** Data provided **
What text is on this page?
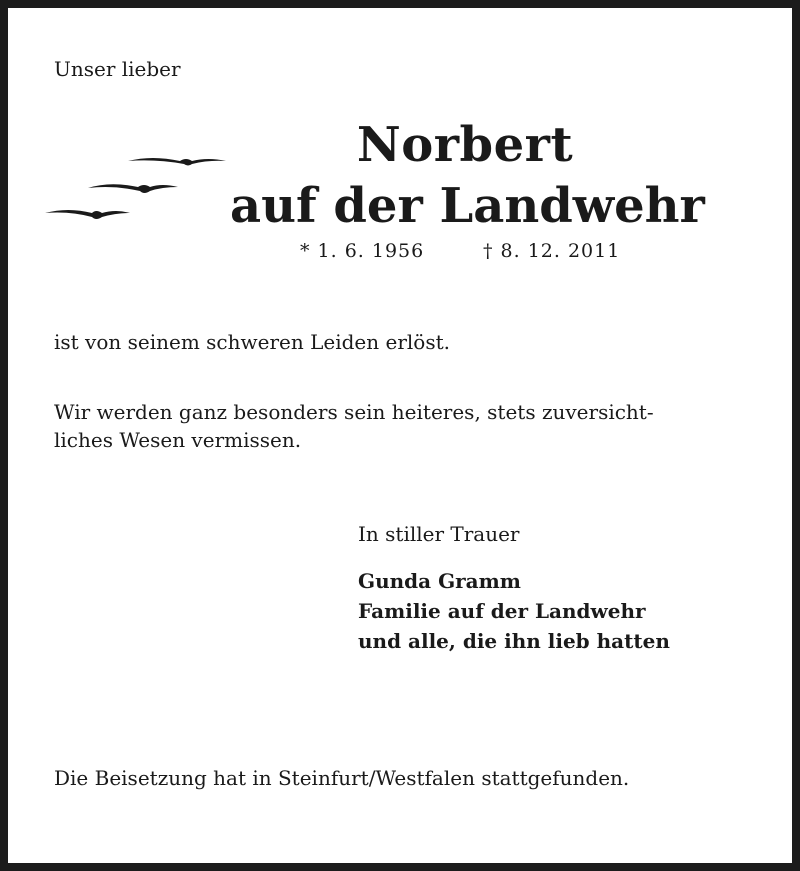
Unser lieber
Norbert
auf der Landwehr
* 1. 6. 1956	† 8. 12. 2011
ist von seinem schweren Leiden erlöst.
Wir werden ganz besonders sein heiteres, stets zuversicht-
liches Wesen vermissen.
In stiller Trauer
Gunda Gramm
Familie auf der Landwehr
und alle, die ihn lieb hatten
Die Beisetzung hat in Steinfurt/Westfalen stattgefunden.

--

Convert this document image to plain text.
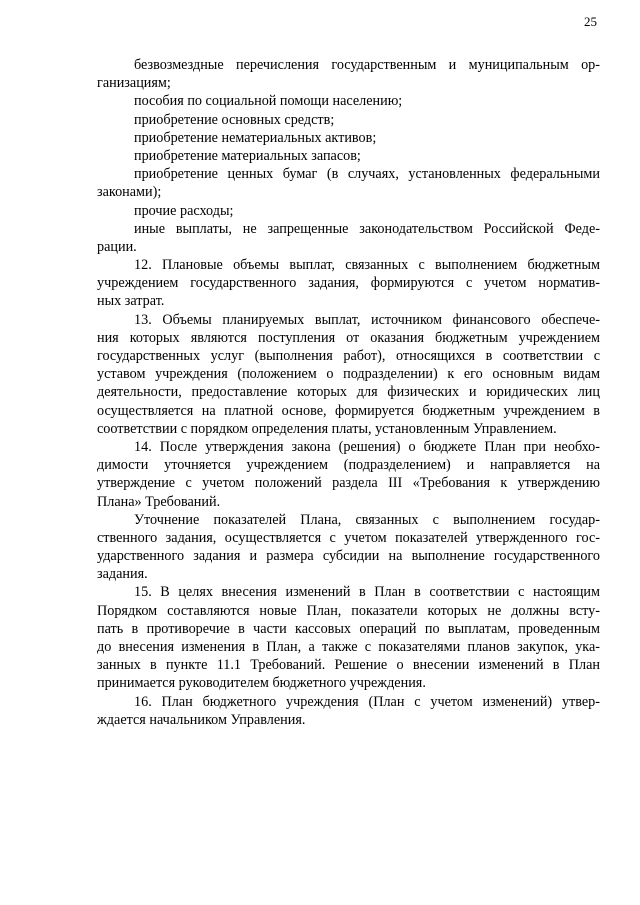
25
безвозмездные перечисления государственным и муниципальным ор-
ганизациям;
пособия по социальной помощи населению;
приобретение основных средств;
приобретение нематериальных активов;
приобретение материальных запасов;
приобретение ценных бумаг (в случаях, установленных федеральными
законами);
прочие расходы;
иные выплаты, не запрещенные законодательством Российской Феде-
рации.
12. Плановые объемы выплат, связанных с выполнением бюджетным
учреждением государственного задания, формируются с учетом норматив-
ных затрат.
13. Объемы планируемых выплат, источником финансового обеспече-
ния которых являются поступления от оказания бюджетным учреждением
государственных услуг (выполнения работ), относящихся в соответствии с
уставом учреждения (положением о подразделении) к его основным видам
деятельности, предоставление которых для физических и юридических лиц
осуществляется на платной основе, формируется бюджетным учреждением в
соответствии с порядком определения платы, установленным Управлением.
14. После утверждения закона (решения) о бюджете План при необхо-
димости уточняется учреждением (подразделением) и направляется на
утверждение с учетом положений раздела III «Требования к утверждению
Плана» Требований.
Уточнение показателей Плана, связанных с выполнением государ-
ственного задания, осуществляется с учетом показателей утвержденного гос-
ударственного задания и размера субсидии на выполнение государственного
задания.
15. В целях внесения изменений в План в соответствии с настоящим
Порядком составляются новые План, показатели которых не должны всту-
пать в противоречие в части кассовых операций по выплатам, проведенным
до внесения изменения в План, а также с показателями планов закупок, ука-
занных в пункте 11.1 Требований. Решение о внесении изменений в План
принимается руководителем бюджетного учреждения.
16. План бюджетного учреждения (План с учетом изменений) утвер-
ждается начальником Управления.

** Written task **
Gather each line in the entries above where the string "text" is found.

** Task result **
What text is on this page?
Convert this document image to plain text.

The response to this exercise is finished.